L'Explication Prémisse
Cet article impose aux employeurs concernés par l’article L.2111-1 de verser une petite contribution assise sur les salaires soumis aux cotisations de sécurité sociale. Le taux est fixé par un accord national interprofessionnel approuvé par le ministre chargé du travail ou, à défaut, par décret, et doit rester entre 0,014 % et 0,02 %. L’association bénéficiaire reverse une subvention au fonds paritaire prévu par le code, dans la limite de la contribution qu’elle a perçue pour sa mission de service public. Le recouvrement et le contrôle de cette contribution sont effectués par les organismes habituels de recouvrement des cotisations sociales (ex. URSSAF) selon les mêmes règles et sanctions que pour les cotisations sociales.
Exemple concret : une PME a une masse salariale annuelle brute de 500 000 € pour les salariés visés par l’article L.2111-1. Si le taux applicable est fixé à 0,02 %, la contribution due pour l’année sera de 500 000 × 0,0002 = 100 €. Si le taux retenu est 0,014 %, la contribution sera de 500 000 × 0,00014 = 70 €. L’employeur déclare et paie cette somme aux organismes de recouvrement (URSSAF) selon les modalités réglementaires ; l’association destinataire perçoit ces contributions et verse ensuite, dans la limite des sommes reçues affectées à sa mission de service public, une subvention au fonds paritaire prévu par la loi.
- Contribution obligatoire pour les employeurs visés par l’art. L.2111-1, assise sur les rémunérations comprises dans l’assiette des cotisations de sécurité sociale (art. L.242-1 et L.741-10).

(Entrées enregistrées)
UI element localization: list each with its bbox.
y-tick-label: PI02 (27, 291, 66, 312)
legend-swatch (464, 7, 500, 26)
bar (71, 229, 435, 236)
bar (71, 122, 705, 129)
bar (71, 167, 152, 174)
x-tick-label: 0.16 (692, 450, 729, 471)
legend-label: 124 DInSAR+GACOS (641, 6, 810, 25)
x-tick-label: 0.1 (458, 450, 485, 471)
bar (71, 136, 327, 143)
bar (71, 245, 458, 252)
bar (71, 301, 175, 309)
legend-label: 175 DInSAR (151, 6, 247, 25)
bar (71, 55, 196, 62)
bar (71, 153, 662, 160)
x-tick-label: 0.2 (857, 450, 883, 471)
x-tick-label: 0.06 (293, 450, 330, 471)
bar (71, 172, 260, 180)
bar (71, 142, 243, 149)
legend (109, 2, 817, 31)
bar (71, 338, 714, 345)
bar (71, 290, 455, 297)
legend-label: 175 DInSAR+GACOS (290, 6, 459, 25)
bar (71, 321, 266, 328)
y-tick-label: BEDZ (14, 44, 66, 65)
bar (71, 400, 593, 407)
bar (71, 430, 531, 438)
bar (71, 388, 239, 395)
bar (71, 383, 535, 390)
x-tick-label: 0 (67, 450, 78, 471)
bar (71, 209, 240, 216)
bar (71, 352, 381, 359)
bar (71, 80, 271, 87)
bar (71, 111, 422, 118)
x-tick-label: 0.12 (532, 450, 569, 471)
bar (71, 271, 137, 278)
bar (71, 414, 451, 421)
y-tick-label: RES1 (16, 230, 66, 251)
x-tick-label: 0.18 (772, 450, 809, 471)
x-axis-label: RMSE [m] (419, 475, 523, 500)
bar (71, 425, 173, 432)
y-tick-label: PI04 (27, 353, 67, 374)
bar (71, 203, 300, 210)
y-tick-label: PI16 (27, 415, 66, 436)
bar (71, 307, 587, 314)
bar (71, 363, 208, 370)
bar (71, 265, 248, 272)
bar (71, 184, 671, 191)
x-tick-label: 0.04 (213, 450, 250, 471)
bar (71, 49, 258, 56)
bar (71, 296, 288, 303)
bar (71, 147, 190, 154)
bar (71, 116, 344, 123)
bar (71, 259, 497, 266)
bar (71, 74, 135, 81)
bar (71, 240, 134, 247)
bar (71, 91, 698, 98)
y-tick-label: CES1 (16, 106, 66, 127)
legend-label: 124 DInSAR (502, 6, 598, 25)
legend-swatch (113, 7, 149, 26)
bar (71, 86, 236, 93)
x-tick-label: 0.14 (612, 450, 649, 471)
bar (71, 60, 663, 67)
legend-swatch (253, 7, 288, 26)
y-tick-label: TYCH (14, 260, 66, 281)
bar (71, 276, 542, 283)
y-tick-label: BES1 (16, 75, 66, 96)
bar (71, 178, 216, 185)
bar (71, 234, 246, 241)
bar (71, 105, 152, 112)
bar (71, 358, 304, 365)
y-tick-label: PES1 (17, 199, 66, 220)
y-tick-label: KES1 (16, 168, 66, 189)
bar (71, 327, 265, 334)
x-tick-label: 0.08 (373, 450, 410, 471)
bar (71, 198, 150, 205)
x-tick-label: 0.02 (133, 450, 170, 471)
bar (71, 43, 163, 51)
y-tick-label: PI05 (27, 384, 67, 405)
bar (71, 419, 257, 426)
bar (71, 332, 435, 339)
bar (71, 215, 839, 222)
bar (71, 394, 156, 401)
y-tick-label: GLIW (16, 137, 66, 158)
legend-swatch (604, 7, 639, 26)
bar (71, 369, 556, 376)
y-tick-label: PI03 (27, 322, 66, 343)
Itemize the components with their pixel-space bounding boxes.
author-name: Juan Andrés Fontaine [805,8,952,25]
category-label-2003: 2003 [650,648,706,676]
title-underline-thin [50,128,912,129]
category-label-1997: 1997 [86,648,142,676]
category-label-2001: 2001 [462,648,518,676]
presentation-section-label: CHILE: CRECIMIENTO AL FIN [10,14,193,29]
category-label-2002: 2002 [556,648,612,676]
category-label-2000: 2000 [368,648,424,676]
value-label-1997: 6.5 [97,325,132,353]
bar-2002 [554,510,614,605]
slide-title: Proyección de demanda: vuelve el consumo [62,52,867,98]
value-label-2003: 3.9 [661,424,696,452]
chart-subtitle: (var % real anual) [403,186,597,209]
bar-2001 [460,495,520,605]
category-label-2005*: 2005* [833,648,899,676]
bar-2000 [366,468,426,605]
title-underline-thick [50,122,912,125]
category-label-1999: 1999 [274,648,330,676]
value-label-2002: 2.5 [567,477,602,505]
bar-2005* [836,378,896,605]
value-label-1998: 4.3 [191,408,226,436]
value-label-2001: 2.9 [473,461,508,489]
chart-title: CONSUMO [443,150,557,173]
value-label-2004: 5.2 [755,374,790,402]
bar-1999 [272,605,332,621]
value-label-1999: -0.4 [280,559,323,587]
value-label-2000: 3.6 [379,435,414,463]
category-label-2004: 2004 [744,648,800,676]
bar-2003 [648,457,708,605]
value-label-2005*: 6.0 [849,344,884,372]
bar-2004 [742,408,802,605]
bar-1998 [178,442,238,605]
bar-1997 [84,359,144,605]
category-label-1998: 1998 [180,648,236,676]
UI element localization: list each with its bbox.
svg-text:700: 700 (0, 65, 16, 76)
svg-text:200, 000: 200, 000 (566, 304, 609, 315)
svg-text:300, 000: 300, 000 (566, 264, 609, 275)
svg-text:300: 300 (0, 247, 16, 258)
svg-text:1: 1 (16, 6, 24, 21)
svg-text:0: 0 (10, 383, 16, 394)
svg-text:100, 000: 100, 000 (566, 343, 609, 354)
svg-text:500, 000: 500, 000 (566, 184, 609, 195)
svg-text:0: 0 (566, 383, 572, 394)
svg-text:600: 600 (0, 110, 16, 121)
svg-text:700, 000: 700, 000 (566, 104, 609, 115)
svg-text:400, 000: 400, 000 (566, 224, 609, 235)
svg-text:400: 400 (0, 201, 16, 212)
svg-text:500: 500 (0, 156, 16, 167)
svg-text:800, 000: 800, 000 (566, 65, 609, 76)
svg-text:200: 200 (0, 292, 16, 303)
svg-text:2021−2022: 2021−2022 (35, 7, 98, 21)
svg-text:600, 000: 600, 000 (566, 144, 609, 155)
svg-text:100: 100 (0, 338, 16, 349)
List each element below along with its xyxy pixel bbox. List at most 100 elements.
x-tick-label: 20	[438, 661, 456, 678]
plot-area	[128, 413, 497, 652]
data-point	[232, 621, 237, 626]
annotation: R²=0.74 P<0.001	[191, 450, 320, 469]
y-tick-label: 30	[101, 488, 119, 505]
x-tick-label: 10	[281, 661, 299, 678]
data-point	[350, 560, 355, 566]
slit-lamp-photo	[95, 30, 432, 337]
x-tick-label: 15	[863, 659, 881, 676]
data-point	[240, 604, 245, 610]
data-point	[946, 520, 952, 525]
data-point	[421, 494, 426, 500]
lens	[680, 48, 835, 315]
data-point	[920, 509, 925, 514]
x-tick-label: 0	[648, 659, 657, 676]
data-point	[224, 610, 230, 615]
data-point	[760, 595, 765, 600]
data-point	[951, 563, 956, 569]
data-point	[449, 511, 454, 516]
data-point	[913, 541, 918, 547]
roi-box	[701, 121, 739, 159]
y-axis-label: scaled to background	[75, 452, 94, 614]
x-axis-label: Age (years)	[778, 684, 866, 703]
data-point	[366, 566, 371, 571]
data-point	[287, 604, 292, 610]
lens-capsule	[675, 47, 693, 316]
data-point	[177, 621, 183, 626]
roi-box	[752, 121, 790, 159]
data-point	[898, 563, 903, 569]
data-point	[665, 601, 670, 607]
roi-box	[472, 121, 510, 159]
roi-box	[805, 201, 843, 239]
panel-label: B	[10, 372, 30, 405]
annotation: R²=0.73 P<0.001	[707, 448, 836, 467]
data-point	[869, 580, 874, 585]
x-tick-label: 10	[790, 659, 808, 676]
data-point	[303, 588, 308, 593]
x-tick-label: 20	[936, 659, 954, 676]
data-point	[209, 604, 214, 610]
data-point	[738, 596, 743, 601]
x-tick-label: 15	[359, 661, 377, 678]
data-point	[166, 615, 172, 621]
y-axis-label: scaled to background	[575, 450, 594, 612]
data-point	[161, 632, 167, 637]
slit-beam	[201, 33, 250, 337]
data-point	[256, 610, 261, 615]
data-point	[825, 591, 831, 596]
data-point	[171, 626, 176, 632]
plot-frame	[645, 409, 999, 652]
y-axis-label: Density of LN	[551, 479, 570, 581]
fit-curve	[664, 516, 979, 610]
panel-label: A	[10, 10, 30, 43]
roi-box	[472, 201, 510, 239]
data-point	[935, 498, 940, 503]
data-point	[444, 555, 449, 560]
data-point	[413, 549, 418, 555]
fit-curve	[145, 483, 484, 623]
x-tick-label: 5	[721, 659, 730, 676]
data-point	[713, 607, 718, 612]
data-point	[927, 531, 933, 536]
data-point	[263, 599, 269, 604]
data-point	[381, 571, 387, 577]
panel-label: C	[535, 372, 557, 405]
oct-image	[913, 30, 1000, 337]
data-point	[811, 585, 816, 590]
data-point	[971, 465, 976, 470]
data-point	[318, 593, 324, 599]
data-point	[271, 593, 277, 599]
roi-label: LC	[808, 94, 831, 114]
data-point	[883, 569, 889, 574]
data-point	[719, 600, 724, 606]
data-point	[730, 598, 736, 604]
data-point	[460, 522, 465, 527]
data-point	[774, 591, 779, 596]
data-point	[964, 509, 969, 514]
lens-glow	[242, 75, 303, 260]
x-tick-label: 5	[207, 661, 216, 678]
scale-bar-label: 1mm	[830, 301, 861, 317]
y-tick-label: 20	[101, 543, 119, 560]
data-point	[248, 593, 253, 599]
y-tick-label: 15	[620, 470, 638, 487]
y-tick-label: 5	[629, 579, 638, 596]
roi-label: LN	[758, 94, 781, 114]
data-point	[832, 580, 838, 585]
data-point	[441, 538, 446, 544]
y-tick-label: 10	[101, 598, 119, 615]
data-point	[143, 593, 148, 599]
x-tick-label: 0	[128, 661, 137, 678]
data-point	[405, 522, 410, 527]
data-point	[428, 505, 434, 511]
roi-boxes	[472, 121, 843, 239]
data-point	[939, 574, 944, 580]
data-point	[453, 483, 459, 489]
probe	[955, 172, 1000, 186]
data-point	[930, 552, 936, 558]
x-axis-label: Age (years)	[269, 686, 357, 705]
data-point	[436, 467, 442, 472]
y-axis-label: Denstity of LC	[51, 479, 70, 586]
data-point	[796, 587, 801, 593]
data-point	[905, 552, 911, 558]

§ Série de tâches
1. Recopiez à l'identique un passage de l'extrait sur la contribution des employeurs : commencez aux mots « - Contribution obligatoire » et arrêtez-vous après « L.242-1 et L.741-10). ».
2. Dans l'extrait sur la contribution des employeurs, reformulez sous forme de liste le paragraphe qui commence par « Cet article impose aux employeurs », en conservant ses faits principaux.

§ Exercice corrigé
1.
- Contribution obligatoire pour les employeurs visés par l’art. L.2111-1, assise sur les rémunérations comprises dans l’assiette des cotisations de sécurité sociale (art. L.242-1 et L.741-10).

2.
- Les employeurs visés par l'article L.2111-1 versent une petite contribution assise sur les salaires soumis aux cotisations de sécurité sociale.
- Le taux est fixé par un accord national interprofessionnel approuvé par le ministre chargé du travail ou, à défaut, par décret. Il doit rester entre 0,014 % et 0,02 %.
- L'association bénéficiaire reverse une subvention au fonds paritaire prévu par le code, dans la limite de la contribution perçue pour sa mission de service public.
- Le recouvrement et le contrôle sont assurés par les organismes habituels de recouvrement des cotisations sociales (ex. URSSAF). Ils suivent les mêmes règles et sanctions que pour les cotisations sociales.